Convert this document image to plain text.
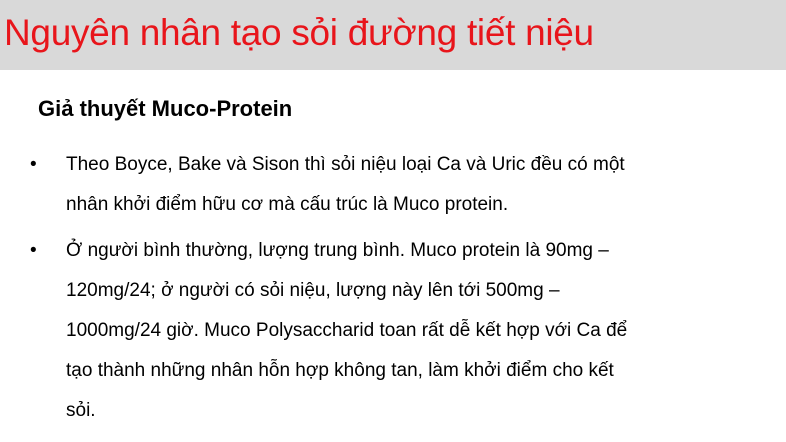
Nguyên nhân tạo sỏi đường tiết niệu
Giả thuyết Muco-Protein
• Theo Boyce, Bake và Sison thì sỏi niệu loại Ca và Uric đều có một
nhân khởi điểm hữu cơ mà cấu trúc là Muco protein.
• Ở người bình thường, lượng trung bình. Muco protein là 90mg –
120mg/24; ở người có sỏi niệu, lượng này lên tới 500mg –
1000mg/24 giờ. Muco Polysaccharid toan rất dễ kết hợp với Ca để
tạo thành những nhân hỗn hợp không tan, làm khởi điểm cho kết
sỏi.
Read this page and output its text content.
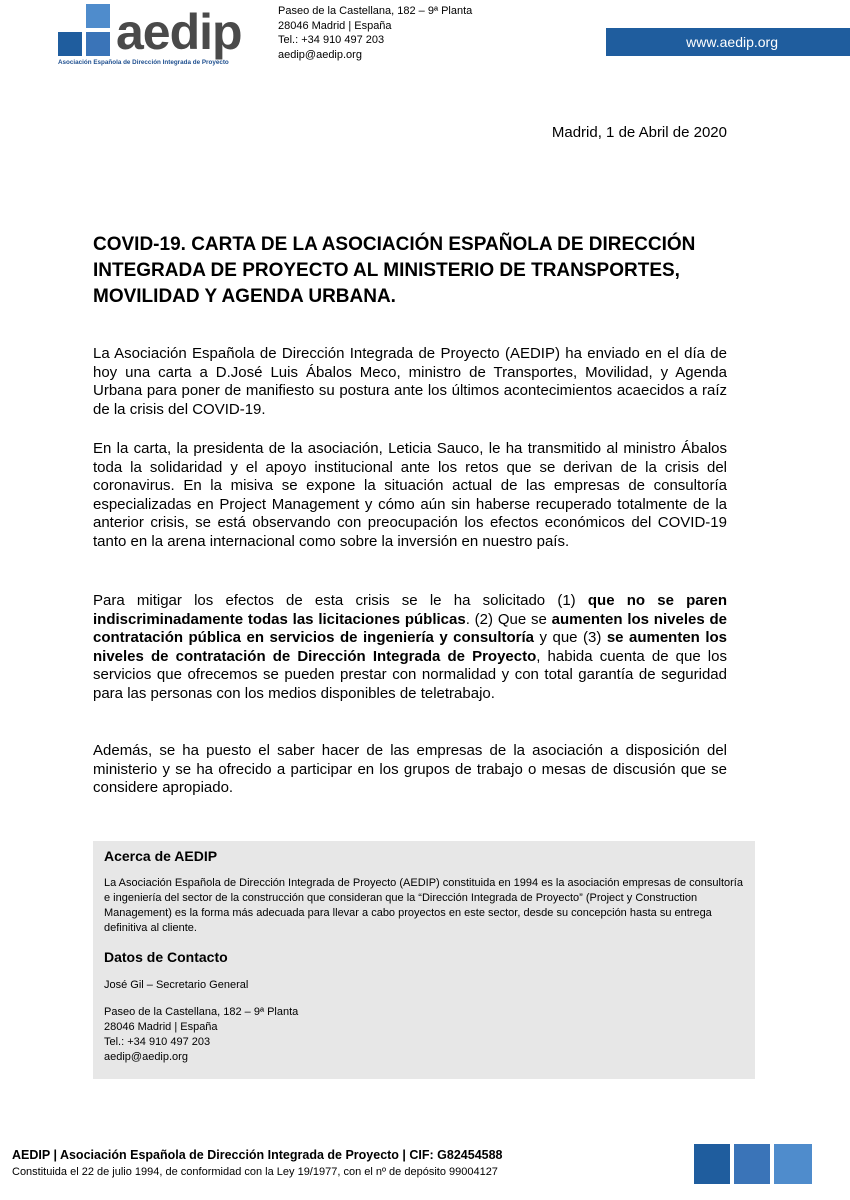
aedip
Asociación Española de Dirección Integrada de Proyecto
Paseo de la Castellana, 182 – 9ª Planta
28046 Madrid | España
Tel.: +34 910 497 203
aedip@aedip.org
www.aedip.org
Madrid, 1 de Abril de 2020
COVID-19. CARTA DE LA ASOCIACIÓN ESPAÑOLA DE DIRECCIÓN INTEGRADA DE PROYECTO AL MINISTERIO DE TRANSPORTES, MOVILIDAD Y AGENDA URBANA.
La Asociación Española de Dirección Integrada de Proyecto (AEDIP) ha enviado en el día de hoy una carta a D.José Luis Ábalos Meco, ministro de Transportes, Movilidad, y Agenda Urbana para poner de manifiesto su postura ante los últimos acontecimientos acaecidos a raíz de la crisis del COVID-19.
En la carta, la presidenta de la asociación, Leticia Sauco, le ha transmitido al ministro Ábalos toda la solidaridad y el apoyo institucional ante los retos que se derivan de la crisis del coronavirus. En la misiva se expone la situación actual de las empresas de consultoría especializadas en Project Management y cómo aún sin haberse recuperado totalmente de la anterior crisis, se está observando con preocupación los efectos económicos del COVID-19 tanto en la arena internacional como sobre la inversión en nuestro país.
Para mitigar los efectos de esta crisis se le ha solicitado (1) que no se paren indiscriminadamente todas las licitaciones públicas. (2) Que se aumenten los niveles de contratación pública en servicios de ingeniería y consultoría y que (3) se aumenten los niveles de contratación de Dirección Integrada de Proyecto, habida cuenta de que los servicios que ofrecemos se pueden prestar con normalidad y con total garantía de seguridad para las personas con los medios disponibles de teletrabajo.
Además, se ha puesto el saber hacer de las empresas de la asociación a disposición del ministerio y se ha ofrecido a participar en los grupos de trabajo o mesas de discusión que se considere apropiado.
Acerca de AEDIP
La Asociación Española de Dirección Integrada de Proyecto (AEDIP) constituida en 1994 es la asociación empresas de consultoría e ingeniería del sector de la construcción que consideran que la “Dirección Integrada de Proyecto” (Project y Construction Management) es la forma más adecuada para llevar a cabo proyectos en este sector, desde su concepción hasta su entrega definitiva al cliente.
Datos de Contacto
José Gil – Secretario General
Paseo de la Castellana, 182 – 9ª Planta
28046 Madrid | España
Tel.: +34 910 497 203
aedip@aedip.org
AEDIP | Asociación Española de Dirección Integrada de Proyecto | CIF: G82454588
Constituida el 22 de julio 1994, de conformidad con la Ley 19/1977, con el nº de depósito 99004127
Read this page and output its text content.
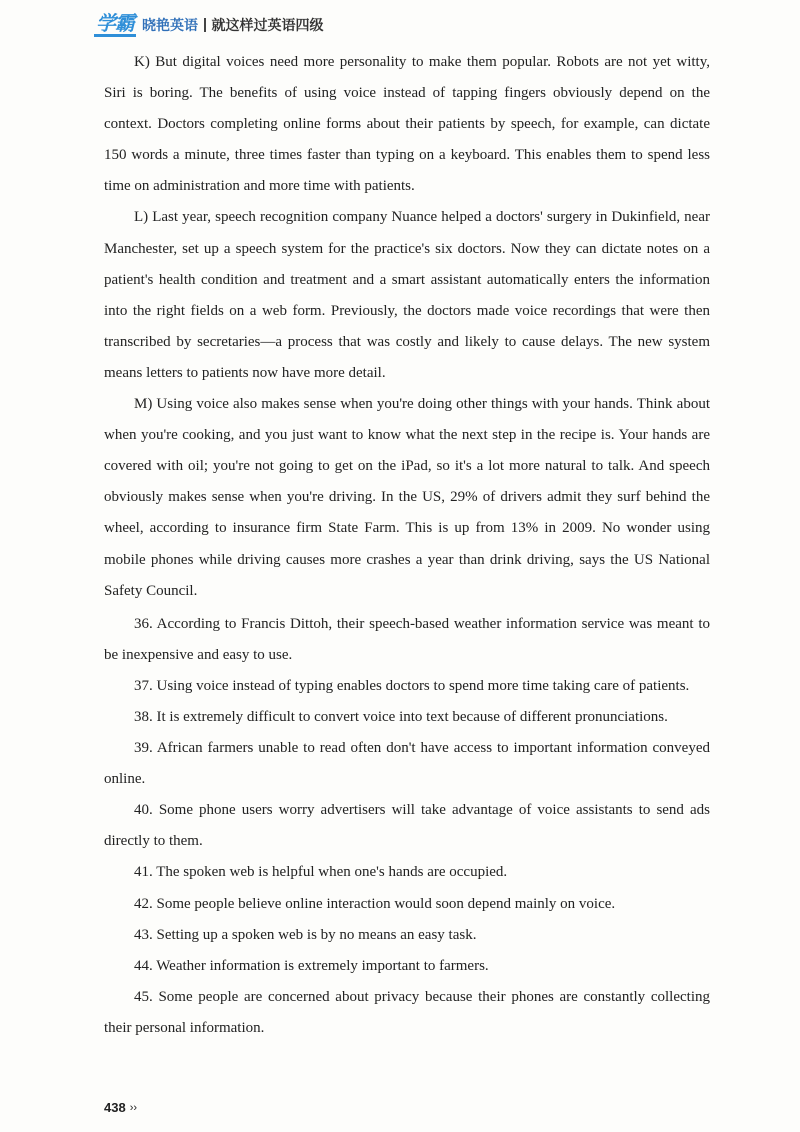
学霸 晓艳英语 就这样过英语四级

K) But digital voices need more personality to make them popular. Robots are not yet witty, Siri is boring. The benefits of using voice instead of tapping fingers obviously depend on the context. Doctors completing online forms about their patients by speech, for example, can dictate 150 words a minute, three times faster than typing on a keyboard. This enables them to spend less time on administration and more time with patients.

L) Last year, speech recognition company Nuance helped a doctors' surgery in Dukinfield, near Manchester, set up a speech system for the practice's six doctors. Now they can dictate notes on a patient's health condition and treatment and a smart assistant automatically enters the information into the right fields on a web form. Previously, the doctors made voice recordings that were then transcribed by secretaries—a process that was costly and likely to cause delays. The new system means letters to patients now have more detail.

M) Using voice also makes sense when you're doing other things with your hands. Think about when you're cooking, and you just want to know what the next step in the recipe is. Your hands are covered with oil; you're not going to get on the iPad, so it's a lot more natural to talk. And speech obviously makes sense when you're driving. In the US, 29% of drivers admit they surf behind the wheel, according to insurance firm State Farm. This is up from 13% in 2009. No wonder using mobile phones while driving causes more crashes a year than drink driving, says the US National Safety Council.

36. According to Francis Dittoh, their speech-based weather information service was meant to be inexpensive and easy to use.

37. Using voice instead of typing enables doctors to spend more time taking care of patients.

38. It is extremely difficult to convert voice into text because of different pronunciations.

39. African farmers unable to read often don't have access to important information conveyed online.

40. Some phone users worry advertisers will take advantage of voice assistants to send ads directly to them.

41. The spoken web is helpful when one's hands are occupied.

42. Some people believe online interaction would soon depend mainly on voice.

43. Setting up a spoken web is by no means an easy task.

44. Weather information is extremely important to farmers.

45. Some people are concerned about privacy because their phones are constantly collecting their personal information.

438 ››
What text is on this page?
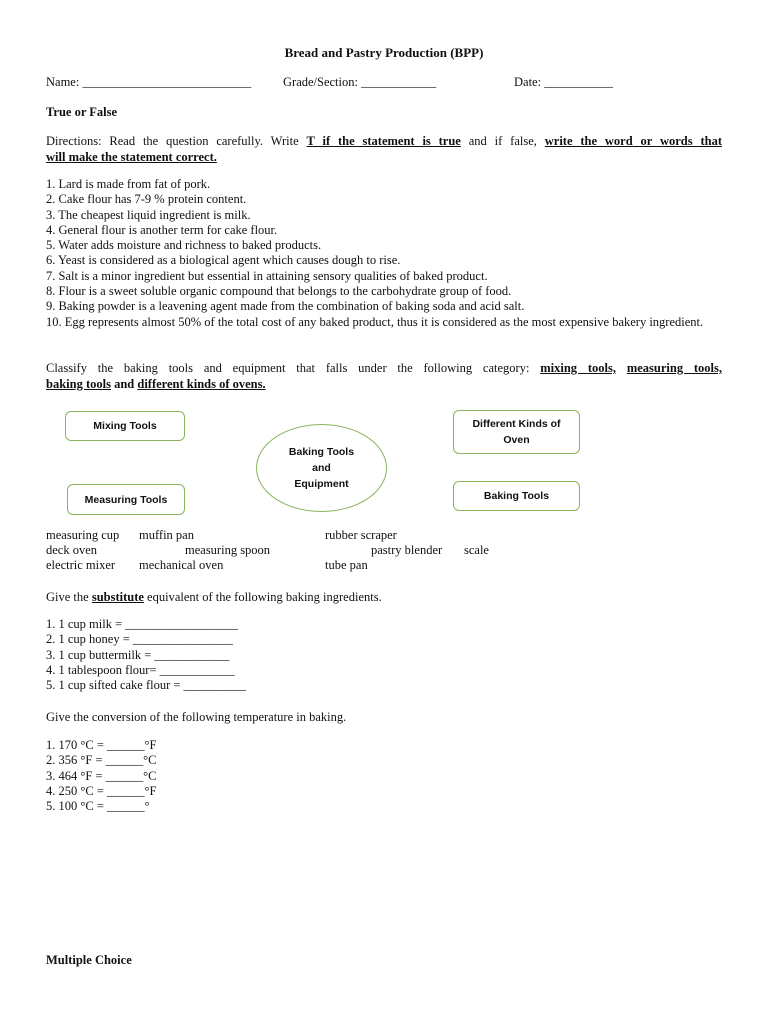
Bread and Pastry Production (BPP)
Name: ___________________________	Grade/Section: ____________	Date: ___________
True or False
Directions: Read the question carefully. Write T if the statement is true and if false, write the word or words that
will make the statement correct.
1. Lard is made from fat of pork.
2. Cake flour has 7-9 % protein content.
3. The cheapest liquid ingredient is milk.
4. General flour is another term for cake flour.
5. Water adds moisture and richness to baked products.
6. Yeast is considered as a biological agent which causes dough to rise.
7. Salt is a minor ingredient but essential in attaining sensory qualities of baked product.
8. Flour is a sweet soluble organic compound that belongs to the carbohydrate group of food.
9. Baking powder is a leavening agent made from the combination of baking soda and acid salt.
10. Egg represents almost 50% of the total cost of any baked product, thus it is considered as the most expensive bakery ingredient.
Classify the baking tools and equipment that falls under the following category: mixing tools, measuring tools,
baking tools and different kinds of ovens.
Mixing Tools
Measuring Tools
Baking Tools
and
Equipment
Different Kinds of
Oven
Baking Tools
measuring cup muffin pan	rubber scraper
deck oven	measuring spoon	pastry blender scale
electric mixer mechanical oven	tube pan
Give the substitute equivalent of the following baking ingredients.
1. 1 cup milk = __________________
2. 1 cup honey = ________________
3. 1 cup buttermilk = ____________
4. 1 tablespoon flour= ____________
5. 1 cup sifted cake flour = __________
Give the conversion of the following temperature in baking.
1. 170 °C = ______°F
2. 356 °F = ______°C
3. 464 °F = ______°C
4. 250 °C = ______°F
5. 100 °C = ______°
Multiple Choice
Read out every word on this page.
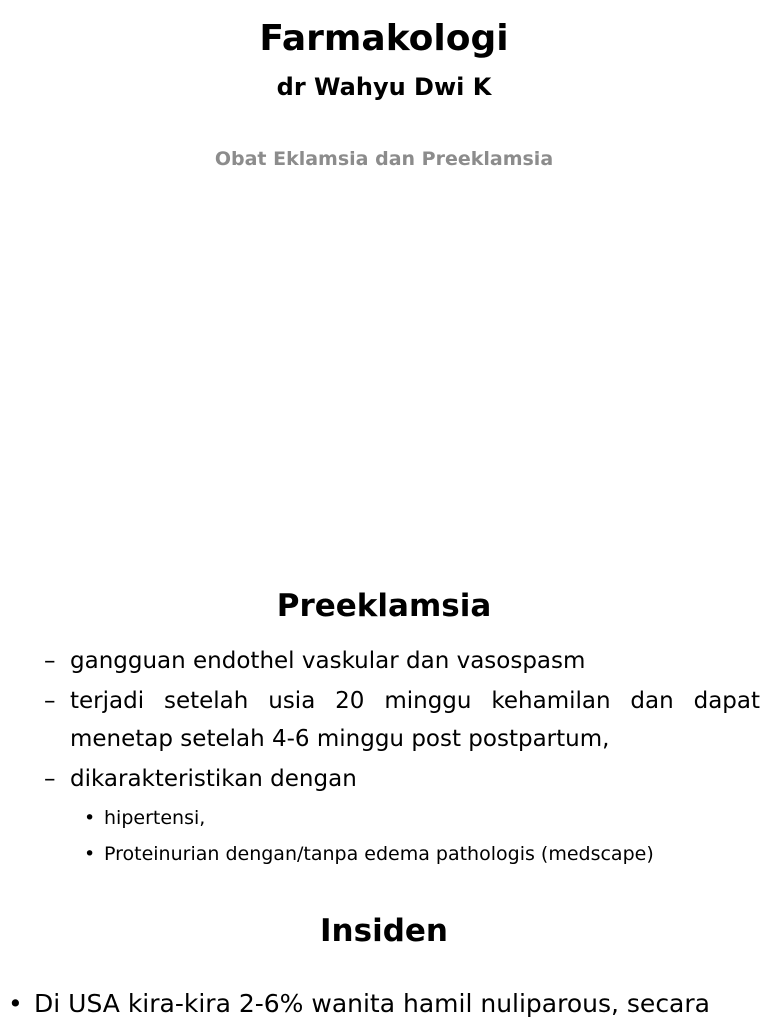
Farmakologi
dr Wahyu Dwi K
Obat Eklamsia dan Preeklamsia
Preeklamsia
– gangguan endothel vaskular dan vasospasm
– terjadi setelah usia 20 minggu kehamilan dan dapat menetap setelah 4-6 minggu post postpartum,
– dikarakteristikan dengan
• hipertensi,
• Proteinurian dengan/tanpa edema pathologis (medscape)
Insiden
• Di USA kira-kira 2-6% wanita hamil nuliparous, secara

···

§ Task to complete
Wherever a line in the data above contains the word "when", copy that line.

§ Output of the task
M) Using voice also makes sense when you're doing other things with your hands. Think about when you're cooking, and you just want to know what the next step in the recipe is. Your hands are covered with oil; you're not going to get on the iPad, so it's a lot more natural to talk. And speech obviously makes sense when you're driving. In the US, 29% of drivers admit they surf behind the wheel, according to insurance firm State Farm. This is up from 13% in 2009. No wonder using mobile phones while driving causes more crashes a year than drink driving, says the US National Safety Council.
41. The spoken web is helpful when one's hands are occupied.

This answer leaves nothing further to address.